Your task is to copy the material exactly.

## DATA SECTION
+ + + + + + +

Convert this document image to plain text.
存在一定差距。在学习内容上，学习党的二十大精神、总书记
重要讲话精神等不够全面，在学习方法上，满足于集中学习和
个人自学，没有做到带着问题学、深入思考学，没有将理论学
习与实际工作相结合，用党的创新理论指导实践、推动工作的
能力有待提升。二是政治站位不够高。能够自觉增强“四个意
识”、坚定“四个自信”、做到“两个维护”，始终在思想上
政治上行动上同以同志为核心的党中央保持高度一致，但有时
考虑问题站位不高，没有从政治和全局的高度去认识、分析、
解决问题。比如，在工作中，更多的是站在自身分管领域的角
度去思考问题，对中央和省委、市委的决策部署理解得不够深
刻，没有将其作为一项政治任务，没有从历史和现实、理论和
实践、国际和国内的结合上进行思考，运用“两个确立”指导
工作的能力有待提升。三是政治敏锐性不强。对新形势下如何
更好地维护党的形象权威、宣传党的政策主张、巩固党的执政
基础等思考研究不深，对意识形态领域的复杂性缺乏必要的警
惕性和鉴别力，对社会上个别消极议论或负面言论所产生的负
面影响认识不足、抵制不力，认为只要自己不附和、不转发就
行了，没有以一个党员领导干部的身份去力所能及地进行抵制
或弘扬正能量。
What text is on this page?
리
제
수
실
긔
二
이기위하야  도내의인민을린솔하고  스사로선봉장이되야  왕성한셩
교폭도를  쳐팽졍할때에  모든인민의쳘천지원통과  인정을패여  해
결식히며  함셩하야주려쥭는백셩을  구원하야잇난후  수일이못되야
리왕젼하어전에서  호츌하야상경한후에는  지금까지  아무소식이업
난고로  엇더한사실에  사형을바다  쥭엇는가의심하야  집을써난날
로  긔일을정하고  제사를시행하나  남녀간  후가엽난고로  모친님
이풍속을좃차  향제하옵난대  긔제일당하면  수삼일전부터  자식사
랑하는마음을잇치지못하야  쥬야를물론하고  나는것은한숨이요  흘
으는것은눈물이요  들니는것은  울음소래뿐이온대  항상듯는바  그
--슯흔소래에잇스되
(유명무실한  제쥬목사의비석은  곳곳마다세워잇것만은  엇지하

+ + + + + + +

## EXERCISE OUTPUT
Convert this document image to plain text.
存在一定差距。在学习内容上，学习党的二十大精神、总书记
重要讲话精神等不够全面，在学习方法上，满足于集中学习和
个人自学，没有做到带着问题学、深入思考学，没有将理论学
习与实际工作相结合，用党的创新理论指导实践、推动工作的
能力有待提升。二是政治站位不够高。能够自觉增强“四个意
识”、坚定“四个自信”、做到“两个维护”，始终在思想上
政治上行动上同以同志为核心的党中央保持高度一致，但有时
考虑问题站位不高，没有从政治和全局的高度去认识、分析、
解决问题。比如，在工作中，更多的是站在自身分管领域的角
度去思考问题，对中央和省委、市委的决策部署理解得不够深
刻，没有将其作为一项政治任务，没有从历史和现实、理论和
实践、国际和国内的结合上进行思考，运用“两个确立”指导
工作的能力有待提升。三是政治敏锐性不强。对新形势下如何
更好地维护党的形象权威、宣传党的政策主张、巩固党的执政
基础等思考研究不深，对意识形态领域的复杂性缺乏必要的警
惕性和鉴别力，对社会上个别消极议论或负面言论所产生的负
面影响认识不足、抵制不力，认为只要自己不附和、不转发就
行了，没有以一个党员领导干部的身份去力所能及地进行抵制
或弘扬正能量。
What text is on this page?
리
제
수
실
긔
二
이기위하야  도내의인민을린솔하고  스사로선봉장이되야  왕성한셩
교폭도를  쳐팽졍할때에  모든인민의쳘천지원통과  인정을패여  해
결식히며  함셩하야주려쥭는백셩을  구원하야잇난후  수일이못되야
리왕젼하어전에서  호츌하야상경한후에는  지금까지  아무소식이업
난고로  엇더한사실에  사형을바다  쥭엇는가의심하야  집을써난날
로  긔일을정하고  제사를시행하나  남녀간  후가엽난고로  모친님
이풍속을좃차  향제하옵난대  긔제일당하면  수삼일전부터  자식사
랑하는마음을잇치지못하야  쥬야를물론하고  나는것은한숨이요  흘
으는것은눈물이요  들니는것은  울음소래뿐이온대  항상듯는바  그
--슯흔소래에잇스되
(유명무실한  제쥬목사의비석은  곳곳마다세워잇것만은  엇지하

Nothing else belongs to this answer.